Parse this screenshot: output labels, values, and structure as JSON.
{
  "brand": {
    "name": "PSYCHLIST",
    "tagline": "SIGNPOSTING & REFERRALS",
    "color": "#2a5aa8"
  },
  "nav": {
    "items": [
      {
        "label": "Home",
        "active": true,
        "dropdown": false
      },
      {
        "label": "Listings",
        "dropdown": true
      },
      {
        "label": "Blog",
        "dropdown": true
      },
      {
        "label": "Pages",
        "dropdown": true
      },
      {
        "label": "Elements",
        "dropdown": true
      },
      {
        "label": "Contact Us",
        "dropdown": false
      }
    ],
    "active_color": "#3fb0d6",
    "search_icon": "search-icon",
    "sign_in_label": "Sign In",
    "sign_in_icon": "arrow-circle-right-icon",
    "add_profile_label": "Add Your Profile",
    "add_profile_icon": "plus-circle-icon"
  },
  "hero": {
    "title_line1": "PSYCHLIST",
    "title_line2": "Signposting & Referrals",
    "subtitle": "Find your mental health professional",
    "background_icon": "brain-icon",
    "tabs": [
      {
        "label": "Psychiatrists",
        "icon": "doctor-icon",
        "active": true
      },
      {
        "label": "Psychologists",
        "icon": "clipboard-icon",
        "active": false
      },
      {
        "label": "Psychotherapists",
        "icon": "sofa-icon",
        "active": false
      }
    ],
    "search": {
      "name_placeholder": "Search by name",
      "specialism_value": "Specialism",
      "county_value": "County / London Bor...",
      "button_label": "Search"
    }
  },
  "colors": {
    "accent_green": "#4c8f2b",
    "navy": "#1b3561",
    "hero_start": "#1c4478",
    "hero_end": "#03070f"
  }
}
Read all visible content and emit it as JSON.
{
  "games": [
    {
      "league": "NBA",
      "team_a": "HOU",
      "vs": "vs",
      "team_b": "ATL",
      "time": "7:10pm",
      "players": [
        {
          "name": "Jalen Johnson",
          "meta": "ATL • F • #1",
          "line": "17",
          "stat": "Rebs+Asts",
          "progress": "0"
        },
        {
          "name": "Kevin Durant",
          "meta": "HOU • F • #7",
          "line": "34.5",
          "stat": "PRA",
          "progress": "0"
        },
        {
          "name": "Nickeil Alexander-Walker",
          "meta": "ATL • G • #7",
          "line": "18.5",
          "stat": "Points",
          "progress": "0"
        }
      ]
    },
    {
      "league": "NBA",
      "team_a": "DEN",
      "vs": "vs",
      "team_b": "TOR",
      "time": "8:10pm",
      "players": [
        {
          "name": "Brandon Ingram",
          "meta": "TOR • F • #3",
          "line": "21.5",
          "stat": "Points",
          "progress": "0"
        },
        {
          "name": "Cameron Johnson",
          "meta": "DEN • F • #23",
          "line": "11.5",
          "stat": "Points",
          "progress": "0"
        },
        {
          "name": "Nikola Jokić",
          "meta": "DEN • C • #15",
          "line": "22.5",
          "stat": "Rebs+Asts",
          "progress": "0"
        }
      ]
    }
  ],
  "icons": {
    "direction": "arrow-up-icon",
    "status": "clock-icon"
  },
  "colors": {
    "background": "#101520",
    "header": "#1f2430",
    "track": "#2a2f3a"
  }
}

● **Exercise prompt**
Identify the lines above with the word "JSON". Copy them.

● **Output of the task**
Parse this screenshot: output labels, values, and structure as JSON.
Read all visible content and emit it as JSON.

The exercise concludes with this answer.